» Task to carry out
Every record below should be printed exactly as given.

» Data supplied
========================================================================
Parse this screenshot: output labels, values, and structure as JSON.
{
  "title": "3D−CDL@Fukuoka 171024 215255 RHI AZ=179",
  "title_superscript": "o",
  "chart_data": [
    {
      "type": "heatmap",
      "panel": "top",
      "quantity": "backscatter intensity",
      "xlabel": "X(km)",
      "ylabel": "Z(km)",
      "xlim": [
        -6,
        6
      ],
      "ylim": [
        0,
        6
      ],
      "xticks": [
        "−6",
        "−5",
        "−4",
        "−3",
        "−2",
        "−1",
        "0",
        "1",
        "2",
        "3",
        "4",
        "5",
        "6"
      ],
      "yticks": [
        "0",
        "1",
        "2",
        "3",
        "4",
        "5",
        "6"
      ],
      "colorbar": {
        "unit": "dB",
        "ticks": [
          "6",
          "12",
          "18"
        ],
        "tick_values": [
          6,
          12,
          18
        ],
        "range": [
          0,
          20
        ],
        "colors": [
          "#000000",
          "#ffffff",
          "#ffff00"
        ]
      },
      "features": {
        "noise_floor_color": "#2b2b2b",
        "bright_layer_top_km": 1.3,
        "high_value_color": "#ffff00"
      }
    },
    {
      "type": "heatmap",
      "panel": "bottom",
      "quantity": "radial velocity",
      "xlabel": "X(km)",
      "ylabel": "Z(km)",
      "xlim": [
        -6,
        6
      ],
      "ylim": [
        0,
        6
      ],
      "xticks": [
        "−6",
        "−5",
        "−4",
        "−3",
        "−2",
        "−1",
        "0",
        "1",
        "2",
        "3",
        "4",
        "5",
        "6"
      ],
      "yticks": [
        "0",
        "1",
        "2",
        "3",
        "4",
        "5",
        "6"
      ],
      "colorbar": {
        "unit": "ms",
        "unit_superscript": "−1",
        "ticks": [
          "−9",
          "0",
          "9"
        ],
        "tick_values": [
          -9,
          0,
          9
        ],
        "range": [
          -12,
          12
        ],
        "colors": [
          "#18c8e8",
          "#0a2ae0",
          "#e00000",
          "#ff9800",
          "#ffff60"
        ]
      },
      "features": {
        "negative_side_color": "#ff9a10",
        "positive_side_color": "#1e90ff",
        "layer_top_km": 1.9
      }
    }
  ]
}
========================================================================
» Solution to the problem
Parse this screenshot: output labels, values, and structure as JSON.
{
  "title": "3D−CDL@Fukuoka 171024 215255 RHI AZ=179",
  "title_superscript": "o",
  "chart_data": [
    {
      "type": "heatmap",
      "panel": "top",
      "quantity": "backscatter intensity",
      "xlabel": "X(km)",
      "ylabel": "Z(km)",
      "xlim": [
        -6,
        6
      ],
      "ylim": [
        0,
        6
      ],
      "xticks": [
        "−6",
        "−5",
        "−4",
        "−3",
        "−2",
        "−1",
        "0",
        "1",
        "2",
        "3",
        "4",
        "5",
        "6"
      ],
      "yticks": [
        "0",
        "1",
        "2",
        "3",
        "4",
        "5",
        "6"
      ],
      "colorbar": {
        "unit": "dB",
        "ticks": [
          "6",
          "12",
          "18"
        ],
        "tick_values": [
          6,
          12,
          18
        ],
        "range": [
          0,
          20
        ],
        "colors": [
          "#000000",
          "#ffffff",
          "#ffff00"
        ]
      },
      "features": {
        "noise_floor_color": "#2b2b2b",
        "bright_layer_top_km": 1.3,
        "high_value_color": "#ffff00"
      }
    },
    {
      "type": "heatmap",
      "panel": "bottom",
      "quantity": "radial velocity",
      "xlabel": "X(km)",
      "ylabel": "Z(km)",
      "xlim": [
        -6,
        6
      ],
      "ylim": [
        0,
        6
      ],
      "xticks": [
        "−6",
        "−5",
        "−4",
        "−3",
        "−2",
        "−1",
        "0",
        "1",
        "2",
        "3",
        "4",
        "5",
        "6"
      ],
      "yticks": [
        "0",
        "1",
        "2",
        "3",
        "4",
        "5",
        "6"
      ],
      "colorbar": {
        "unit": "ms",
        "unit_superscript": "−1",
        "ticks": [
          "−9",
          "0",
          "9"
        ],
        "tick_values": [
          -9,
          0,
          9
        ],
        "range": [
          -12,
          12
        ],
        "colors": [
          "#18c8e8",
          "#0a2ae0",
          "#e00000",
          "#ff9800",
          "#ffff60"
        ]
      },
      "features": {
        "negative_side_color": "#ff9a10",
        "positive_side_color": "#1e90ff",
        "layer_top_km": 1.9
      }
    }
  ]
}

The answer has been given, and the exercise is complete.